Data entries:
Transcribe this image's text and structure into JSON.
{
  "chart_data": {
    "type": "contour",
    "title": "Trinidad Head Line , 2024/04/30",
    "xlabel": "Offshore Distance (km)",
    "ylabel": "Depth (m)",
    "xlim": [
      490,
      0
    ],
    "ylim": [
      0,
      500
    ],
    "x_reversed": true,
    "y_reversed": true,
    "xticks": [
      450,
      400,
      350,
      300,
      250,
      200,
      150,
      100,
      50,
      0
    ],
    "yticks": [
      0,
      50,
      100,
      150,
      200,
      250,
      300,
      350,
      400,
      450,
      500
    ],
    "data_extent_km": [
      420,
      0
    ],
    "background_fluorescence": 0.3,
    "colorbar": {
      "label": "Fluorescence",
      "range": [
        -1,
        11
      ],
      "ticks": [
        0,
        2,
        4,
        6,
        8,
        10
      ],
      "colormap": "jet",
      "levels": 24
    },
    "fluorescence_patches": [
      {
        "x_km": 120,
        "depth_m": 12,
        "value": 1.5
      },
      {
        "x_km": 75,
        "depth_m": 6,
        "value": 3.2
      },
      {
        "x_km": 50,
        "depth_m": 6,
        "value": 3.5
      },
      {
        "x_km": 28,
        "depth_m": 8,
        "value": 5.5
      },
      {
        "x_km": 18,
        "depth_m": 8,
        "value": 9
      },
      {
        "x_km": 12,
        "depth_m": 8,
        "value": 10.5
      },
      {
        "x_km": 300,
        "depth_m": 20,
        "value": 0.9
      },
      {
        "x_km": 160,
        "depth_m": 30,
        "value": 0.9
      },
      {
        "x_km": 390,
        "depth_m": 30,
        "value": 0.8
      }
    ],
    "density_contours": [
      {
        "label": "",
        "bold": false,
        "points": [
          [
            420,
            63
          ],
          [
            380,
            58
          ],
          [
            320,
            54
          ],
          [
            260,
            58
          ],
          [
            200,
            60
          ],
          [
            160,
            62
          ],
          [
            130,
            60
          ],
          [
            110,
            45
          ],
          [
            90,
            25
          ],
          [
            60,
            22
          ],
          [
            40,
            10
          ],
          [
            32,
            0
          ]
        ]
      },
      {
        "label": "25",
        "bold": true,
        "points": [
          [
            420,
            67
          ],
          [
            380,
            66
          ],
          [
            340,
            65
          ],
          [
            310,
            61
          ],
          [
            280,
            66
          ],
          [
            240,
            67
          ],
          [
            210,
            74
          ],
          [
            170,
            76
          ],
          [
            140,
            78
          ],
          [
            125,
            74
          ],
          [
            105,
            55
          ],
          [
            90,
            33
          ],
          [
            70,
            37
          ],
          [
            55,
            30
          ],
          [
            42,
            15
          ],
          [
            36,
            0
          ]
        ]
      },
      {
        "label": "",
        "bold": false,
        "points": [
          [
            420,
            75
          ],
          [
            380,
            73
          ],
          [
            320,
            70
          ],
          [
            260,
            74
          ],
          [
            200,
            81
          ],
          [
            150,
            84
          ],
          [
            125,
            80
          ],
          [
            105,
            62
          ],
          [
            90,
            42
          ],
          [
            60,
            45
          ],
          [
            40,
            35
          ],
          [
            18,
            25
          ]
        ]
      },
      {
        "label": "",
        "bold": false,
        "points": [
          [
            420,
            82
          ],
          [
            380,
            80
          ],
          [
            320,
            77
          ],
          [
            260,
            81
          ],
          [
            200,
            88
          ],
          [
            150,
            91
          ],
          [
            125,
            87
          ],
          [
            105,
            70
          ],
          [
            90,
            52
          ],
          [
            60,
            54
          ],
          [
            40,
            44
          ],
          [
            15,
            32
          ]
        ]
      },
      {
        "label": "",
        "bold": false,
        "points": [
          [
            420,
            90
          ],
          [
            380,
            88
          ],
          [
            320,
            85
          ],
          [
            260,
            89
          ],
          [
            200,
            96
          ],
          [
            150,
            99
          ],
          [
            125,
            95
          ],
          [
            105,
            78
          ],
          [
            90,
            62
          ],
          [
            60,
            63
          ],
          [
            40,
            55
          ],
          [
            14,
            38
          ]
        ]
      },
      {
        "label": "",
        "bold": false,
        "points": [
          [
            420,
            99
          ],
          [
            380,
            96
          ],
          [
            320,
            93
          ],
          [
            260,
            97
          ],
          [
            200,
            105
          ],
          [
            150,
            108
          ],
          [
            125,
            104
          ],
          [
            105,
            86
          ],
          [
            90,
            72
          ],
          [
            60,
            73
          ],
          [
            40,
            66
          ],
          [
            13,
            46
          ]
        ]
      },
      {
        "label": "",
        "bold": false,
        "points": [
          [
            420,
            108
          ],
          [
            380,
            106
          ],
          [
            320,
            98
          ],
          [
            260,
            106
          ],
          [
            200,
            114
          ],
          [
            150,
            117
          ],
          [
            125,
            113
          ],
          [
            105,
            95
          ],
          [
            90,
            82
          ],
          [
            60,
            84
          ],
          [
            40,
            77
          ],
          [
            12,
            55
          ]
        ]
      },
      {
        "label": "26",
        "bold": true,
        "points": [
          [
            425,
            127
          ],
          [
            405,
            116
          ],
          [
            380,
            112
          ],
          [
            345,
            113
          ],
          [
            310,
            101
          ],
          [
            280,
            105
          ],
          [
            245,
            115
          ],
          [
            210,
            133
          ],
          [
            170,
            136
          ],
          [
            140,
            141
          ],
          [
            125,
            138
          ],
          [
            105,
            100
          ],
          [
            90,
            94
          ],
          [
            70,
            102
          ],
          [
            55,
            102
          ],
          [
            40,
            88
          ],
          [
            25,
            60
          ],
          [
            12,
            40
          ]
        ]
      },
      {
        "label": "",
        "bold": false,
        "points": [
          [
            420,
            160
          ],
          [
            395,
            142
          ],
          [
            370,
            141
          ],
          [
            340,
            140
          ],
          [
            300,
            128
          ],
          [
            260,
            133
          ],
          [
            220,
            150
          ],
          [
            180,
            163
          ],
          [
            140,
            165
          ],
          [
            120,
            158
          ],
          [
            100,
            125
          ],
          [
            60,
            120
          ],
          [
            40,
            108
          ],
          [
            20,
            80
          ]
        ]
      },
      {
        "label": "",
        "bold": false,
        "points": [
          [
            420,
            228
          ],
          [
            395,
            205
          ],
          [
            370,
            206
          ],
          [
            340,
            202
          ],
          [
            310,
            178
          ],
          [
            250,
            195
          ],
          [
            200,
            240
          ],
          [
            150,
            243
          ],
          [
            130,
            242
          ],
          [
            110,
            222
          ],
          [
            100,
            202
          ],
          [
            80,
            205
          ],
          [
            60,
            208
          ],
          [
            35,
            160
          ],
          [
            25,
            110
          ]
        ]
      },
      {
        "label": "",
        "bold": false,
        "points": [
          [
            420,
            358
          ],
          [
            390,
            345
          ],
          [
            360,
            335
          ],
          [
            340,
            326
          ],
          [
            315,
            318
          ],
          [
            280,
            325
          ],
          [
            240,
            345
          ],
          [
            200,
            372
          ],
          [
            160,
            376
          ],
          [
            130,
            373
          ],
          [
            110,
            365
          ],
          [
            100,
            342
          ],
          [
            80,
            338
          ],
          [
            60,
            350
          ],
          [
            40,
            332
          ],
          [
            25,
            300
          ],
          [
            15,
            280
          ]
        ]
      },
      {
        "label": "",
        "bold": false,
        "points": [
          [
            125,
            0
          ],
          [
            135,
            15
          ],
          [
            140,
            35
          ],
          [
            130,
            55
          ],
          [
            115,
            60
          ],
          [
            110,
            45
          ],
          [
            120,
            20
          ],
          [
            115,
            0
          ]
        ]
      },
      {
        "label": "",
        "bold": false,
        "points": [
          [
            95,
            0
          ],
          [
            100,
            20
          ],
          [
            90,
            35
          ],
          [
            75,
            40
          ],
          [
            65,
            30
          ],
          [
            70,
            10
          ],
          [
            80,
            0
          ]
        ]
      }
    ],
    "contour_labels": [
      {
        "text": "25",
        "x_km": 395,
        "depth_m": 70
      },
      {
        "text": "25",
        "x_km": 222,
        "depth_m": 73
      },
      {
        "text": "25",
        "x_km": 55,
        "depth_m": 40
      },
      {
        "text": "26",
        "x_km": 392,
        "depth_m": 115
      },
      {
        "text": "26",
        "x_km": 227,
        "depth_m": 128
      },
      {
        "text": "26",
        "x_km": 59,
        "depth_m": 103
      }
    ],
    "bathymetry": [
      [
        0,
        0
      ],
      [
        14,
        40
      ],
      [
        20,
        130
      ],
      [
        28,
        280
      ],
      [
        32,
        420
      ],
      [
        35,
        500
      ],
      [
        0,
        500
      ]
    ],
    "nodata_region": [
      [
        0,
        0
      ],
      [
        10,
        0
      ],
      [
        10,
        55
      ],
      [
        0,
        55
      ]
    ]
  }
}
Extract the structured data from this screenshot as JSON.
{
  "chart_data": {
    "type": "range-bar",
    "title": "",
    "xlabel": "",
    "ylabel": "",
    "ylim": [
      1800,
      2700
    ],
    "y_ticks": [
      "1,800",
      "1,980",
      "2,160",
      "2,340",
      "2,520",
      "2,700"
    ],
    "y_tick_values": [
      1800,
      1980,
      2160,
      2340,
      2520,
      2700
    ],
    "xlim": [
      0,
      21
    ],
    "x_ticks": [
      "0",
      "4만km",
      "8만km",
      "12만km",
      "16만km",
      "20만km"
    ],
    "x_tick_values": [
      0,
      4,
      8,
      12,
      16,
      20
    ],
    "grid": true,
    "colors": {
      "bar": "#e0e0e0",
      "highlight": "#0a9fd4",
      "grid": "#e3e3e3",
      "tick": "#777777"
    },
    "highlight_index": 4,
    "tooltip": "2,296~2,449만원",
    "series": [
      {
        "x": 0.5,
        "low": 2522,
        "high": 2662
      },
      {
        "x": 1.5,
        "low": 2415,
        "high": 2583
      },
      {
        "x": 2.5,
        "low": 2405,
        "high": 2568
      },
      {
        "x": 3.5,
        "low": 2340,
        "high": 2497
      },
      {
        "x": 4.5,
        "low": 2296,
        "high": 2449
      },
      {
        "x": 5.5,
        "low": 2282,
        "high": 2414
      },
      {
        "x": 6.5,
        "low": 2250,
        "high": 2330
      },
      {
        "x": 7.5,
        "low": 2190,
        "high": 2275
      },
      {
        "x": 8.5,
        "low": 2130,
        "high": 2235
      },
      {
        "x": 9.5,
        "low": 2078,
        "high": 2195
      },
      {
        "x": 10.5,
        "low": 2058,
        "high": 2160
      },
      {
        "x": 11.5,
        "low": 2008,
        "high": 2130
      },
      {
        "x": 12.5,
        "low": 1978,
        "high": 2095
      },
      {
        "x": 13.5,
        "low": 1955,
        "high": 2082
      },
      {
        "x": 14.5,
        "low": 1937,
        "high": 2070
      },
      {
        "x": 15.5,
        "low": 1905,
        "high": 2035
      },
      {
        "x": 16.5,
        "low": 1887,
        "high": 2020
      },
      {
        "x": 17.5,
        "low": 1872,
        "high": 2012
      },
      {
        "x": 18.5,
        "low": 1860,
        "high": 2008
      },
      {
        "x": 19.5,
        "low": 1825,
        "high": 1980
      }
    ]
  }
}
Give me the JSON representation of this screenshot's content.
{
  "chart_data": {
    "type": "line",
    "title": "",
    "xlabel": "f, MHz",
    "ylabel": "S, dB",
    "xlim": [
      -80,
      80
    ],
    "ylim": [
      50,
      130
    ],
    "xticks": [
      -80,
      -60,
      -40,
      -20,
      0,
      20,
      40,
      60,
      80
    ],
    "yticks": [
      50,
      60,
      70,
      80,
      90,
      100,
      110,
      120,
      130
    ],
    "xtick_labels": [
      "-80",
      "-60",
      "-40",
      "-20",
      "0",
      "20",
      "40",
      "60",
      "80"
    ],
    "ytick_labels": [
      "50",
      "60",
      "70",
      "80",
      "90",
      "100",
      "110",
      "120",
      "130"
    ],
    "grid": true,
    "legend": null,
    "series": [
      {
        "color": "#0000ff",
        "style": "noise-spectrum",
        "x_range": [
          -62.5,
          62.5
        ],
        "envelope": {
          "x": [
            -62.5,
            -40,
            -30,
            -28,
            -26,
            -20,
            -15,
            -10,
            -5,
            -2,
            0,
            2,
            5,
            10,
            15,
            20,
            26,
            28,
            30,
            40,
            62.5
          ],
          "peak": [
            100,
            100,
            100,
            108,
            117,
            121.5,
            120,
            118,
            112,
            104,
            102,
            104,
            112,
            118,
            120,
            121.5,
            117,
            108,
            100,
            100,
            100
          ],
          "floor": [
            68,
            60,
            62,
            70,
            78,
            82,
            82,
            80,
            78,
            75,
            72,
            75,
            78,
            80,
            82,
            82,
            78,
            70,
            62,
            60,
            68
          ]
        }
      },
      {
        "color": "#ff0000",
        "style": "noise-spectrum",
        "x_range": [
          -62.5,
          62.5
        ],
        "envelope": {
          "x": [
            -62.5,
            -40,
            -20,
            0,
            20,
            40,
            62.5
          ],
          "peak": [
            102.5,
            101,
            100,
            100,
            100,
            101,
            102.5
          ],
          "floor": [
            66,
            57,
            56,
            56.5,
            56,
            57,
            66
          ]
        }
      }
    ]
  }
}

Aim of the task - Within the data above, count the lines that contain the string "this"; the reply is the number alone.

The output - 3